● **Task input**:
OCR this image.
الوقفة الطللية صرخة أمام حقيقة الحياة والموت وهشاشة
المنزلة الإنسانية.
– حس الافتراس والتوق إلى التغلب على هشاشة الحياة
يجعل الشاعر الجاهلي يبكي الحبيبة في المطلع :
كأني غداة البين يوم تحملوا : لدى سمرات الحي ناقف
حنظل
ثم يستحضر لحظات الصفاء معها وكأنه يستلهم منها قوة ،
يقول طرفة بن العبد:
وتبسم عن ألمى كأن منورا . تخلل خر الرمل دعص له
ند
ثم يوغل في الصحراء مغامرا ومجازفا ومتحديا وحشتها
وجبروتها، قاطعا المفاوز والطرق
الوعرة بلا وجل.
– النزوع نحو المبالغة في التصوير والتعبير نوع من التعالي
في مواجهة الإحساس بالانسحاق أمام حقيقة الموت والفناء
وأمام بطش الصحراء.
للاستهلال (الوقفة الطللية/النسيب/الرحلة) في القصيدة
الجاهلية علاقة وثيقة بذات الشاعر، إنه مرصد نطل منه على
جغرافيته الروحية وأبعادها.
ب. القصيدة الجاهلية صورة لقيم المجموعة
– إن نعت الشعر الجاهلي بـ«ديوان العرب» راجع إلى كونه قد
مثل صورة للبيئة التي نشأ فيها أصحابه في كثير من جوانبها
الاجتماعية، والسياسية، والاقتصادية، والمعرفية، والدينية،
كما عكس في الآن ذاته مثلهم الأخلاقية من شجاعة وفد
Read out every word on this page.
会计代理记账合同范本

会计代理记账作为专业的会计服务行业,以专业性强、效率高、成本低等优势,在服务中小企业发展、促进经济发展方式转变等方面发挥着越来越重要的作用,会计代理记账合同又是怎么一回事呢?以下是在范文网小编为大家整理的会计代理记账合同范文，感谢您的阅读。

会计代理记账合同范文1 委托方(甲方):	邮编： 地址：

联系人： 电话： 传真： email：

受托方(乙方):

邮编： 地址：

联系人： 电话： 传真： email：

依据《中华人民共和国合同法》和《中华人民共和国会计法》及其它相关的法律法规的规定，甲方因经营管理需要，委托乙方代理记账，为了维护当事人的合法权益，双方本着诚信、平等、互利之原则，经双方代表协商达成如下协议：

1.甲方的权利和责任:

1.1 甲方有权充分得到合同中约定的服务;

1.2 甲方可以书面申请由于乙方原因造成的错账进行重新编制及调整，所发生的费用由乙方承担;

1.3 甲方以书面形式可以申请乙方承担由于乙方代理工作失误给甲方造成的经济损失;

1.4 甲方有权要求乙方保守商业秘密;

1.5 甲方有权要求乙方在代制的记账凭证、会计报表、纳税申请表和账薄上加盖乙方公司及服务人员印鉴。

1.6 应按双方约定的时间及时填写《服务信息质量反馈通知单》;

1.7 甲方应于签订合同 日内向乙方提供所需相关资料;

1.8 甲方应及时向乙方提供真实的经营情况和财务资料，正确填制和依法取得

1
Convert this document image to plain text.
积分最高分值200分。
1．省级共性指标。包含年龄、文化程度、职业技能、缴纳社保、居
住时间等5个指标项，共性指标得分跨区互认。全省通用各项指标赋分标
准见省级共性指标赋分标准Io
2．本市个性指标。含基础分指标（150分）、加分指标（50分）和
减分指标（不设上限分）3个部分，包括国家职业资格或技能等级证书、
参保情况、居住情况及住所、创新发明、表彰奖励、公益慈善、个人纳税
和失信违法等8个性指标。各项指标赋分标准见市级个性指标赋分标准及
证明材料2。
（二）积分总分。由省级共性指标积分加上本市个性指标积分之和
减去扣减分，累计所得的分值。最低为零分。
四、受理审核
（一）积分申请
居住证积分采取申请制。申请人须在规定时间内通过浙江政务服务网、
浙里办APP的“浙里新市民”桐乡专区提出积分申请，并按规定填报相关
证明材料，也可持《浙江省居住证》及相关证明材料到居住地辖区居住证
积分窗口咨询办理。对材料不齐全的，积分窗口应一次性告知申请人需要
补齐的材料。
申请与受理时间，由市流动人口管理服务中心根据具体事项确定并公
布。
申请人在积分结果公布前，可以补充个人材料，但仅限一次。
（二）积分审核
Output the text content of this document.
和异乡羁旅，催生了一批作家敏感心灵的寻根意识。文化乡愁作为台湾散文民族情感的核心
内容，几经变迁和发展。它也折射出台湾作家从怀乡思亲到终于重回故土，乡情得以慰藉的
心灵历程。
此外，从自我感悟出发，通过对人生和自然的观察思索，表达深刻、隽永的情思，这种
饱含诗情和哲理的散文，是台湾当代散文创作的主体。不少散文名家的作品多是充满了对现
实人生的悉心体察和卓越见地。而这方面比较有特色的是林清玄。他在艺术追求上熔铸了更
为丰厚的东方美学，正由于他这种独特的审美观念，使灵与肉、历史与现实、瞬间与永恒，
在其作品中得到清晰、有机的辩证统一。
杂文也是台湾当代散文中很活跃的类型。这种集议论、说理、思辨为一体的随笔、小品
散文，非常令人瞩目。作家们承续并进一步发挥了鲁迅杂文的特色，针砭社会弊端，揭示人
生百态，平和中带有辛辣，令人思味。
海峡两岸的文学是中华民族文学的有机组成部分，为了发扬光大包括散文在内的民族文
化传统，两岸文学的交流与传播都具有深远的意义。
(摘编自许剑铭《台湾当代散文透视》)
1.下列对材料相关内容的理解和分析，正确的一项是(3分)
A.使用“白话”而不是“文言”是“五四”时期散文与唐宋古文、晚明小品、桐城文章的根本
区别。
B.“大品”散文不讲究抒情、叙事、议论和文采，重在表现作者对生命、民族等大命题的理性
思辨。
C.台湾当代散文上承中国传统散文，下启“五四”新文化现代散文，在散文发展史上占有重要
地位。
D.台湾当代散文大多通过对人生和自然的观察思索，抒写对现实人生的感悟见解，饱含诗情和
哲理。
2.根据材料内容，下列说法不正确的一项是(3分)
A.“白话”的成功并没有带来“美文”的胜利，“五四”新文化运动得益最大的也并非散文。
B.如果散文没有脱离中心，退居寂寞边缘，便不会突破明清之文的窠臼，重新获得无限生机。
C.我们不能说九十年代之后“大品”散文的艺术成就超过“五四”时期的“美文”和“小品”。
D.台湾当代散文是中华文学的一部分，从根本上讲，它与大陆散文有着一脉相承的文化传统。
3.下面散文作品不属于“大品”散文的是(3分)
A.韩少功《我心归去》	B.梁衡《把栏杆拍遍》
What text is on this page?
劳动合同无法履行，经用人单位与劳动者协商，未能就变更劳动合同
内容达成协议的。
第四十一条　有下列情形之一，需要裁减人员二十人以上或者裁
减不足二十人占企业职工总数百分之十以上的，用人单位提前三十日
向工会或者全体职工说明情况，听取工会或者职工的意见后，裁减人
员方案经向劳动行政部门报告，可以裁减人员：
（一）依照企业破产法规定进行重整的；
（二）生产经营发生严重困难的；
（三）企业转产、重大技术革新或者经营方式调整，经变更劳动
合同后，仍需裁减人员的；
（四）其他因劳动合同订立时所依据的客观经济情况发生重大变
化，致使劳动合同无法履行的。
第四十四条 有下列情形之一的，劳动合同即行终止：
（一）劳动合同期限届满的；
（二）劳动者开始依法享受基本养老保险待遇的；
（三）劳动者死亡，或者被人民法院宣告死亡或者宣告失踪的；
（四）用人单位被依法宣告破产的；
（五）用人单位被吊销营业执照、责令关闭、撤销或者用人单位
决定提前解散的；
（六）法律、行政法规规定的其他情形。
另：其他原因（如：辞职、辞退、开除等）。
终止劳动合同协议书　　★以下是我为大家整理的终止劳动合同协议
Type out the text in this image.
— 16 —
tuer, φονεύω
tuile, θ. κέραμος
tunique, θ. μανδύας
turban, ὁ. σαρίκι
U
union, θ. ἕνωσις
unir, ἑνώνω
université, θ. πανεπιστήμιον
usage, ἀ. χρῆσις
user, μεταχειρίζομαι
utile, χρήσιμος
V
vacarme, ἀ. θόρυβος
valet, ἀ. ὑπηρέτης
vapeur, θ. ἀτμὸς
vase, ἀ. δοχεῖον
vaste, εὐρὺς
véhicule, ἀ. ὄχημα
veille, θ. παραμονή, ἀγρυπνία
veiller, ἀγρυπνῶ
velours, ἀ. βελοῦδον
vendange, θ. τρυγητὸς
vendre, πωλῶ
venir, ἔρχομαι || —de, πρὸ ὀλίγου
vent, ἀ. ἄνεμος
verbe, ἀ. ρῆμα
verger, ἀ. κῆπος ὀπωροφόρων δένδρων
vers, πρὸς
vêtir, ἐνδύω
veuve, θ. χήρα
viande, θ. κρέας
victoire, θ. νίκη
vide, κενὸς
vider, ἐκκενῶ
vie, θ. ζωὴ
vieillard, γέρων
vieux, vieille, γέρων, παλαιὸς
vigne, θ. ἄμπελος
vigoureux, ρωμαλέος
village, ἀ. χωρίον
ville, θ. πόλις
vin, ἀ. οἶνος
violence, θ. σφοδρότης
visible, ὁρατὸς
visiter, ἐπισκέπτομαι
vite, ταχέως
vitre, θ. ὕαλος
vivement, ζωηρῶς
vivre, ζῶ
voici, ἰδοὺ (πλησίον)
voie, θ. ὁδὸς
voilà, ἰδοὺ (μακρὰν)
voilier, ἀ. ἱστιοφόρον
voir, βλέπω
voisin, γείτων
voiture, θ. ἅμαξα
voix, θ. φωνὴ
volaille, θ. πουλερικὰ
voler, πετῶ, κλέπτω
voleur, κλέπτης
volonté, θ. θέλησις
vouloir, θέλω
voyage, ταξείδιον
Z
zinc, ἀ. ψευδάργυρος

● **Your task**: Return every line in the listing that contains the word "image".

● **Correct response**:
OCR this image.
Convert this document image to plain text.
Type out the text in this image.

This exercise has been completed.